* **Task to carry out**
Look through the material below. Copy each line that contains the string "make".

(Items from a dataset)
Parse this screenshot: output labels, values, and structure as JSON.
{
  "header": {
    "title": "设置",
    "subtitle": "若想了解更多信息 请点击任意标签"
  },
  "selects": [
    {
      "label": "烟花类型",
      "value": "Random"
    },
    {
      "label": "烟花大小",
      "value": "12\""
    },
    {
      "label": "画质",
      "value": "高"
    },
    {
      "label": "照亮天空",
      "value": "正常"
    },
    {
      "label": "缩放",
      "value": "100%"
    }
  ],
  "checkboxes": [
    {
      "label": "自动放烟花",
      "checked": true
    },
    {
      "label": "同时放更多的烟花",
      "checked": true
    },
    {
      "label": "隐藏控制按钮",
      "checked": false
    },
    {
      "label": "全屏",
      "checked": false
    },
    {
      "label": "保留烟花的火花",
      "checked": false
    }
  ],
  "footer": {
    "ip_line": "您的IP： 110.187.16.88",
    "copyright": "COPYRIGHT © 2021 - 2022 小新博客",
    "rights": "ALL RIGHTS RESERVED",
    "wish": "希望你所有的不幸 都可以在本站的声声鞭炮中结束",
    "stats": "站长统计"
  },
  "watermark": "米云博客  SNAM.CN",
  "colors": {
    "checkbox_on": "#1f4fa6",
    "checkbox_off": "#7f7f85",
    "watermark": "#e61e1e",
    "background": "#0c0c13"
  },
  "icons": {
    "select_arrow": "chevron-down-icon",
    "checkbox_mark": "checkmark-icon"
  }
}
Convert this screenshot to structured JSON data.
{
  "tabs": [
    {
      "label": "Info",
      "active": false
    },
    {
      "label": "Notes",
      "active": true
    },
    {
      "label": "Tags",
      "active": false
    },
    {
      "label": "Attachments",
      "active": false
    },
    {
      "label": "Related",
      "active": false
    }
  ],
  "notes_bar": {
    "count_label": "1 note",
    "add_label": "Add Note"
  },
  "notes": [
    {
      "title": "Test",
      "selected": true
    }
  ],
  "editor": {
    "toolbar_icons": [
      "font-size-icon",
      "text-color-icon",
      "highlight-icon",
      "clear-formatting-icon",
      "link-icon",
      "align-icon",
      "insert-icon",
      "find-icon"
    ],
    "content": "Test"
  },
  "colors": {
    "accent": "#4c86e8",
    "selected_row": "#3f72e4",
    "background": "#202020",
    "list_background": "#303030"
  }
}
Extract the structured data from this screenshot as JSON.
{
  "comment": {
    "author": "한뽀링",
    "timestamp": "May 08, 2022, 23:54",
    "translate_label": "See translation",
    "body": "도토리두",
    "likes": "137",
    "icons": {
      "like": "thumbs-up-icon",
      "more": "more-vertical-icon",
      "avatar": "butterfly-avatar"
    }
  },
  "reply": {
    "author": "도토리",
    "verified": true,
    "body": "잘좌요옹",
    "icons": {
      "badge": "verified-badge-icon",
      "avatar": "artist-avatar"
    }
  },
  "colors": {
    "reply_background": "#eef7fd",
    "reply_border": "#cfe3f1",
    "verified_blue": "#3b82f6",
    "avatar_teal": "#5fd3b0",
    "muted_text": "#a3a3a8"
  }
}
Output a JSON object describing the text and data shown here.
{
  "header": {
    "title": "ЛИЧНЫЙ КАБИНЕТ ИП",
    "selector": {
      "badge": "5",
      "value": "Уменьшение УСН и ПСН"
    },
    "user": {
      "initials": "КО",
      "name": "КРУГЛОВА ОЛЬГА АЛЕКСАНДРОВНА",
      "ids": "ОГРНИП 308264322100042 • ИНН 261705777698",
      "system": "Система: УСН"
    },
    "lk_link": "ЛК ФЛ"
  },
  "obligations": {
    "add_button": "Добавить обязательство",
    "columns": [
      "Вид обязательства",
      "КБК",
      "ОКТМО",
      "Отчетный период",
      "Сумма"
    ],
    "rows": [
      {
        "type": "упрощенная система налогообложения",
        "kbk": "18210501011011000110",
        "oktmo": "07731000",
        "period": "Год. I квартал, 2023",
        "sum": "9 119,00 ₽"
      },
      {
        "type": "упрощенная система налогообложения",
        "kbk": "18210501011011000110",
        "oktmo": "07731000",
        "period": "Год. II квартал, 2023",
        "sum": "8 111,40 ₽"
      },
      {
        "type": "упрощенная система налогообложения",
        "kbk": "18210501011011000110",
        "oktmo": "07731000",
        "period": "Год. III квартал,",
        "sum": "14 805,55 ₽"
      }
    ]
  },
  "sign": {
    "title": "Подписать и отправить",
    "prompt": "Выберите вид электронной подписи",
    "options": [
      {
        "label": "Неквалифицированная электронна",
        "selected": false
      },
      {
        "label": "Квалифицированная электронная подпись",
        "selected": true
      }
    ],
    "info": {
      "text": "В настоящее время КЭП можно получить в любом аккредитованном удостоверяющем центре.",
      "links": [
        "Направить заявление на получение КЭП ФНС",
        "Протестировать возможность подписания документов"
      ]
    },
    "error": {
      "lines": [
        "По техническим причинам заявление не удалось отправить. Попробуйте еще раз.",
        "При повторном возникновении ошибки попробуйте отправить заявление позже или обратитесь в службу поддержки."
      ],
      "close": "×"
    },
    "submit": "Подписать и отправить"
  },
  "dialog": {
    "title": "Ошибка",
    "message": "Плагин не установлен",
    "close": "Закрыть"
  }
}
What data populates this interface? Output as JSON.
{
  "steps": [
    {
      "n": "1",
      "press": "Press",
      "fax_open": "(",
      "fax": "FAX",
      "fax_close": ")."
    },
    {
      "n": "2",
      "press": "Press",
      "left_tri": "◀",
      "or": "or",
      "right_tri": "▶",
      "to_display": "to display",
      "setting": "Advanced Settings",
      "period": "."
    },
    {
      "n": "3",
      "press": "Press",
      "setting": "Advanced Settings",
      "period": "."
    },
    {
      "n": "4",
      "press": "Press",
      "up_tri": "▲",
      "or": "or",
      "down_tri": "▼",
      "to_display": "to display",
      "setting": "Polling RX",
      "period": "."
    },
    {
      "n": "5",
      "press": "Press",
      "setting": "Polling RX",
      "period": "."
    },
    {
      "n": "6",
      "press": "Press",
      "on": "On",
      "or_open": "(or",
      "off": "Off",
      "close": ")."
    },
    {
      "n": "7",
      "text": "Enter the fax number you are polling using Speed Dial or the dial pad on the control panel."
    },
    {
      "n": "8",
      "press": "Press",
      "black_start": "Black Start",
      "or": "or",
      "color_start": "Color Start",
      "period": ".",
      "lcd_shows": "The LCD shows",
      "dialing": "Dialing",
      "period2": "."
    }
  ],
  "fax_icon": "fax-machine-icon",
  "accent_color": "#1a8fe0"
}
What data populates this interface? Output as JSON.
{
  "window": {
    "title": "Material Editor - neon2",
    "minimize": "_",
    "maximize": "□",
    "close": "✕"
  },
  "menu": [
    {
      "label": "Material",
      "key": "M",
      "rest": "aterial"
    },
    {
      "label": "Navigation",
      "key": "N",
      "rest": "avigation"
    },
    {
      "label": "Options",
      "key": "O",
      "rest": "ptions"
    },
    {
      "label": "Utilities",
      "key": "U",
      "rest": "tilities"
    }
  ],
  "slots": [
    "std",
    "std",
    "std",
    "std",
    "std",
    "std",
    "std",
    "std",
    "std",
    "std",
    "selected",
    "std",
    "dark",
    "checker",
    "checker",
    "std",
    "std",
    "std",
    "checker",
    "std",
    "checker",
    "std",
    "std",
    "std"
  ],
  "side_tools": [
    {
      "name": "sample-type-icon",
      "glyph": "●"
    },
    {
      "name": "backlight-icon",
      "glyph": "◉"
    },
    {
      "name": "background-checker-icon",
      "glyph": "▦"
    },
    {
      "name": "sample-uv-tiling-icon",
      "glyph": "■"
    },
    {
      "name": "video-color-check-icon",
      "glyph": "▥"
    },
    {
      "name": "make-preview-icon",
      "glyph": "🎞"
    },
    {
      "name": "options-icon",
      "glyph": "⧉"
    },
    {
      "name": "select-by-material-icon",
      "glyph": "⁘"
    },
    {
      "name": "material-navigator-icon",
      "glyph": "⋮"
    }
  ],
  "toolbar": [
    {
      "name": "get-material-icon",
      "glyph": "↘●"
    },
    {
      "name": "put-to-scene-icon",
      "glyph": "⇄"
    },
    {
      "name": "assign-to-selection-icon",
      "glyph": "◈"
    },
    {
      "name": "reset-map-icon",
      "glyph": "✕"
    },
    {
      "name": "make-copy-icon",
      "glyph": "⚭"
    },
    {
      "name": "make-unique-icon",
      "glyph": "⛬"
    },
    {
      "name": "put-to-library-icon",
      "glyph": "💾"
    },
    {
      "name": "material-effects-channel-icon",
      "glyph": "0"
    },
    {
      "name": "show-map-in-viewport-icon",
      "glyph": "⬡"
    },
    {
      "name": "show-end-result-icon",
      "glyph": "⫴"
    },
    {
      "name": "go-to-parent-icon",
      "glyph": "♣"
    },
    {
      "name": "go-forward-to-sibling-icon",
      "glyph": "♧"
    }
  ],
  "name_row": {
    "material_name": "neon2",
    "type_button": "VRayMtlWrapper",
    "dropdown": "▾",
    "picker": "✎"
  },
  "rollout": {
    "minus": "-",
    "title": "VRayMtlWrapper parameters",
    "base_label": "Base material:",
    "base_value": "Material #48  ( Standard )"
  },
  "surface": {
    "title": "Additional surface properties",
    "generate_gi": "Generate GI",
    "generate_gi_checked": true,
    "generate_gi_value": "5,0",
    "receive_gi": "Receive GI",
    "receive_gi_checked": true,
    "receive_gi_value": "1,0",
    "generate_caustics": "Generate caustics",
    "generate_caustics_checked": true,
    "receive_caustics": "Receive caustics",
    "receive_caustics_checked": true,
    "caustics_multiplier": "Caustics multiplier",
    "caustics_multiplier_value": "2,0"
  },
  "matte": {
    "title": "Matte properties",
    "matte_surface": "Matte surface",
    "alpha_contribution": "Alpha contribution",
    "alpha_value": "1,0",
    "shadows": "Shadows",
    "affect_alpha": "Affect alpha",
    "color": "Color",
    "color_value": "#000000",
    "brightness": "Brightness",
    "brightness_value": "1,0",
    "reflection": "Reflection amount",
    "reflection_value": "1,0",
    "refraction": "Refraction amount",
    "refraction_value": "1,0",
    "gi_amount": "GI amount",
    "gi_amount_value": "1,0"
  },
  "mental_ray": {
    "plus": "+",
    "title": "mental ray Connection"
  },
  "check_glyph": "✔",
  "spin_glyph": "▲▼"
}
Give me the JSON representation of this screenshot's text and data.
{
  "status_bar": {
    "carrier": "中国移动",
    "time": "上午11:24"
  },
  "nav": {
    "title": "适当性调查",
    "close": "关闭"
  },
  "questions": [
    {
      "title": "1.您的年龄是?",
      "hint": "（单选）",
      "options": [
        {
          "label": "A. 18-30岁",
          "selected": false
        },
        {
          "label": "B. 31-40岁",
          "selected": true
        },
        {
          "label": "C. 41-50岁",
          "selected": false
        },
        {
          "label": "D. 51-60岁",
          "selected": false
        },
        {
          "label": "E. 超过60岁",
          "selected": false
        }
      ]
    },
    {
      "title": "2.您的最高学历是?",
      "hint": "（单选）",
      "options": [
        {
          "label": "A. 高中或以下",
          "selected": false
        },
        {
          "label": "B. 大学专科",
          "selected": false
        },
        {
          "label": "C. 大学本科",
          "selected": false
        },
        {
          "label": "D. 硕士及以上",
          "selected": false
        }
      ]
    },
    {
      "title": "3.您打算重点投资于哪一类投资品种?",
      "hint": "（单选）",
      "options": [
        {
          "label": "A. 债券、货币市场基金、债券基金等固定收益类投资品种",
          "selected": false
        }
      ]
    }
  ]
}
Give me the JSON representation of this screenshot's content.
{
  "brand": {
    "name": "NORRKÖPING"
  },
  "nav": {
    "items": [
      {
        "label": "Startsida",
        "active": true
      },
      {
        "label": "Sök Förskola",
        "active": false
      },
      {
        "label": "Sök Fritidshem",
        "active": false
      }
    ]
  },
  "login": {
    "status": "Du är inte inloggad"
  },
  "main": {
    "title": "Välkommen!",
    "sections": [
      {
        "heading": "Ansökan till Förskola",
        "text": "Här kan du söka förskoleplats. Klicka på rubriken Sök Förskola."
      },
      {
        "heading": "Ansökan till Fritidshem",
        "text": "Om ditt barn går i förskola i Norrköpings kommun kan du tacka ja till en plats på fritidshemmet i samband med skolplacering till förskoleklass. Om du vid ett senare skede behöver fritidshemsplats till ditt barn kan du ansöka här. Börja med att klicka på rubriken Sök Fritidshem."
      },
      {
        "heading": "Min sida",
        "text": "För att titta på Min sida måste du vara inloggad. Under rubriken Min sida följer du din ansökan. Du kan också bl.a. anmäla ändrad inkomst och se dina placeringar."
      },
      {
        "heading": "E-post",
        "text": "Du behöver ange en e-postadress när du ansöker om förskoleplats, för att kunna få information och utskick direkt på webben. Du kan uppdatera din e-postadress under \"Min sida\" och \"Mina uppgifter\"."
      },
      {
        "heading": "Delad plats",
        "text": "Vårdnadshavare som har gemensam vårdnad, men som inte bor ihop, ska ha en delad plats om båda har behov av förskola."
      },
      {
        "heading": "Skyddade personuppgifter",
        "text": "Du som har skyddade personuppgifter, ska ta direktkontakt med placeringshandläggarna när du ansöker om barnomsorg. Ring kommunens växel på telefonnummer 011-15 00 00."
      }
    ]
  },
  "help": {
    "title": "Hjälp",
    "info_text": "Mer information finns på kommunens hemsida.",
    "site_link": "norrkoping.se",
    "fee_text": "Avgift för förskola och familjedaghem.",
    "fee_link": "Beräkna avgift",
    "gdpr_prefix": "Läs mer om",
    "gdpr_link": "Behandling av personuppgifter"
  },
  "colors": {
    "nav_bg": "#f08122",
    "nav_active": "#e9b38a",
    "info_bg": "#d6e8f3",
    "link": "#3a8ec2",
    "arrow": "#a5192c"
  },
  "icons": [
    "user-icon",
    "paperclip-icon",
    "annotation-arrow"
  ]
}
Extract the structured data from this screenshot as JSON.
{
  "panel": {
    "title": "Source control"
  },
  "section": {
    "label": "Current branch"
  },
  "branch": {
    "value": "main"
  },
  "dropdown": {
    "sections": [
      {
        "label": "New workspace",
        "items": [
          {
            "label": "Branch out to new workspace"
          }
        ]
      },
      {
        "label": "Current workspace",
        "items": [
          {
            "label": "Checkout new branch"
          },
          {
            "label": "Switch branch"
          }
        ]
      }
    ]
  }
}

* **Full output**
      "name": "make-preview-icon",
      "name": "make-copy-icon",
      "name": "make-unique-icon",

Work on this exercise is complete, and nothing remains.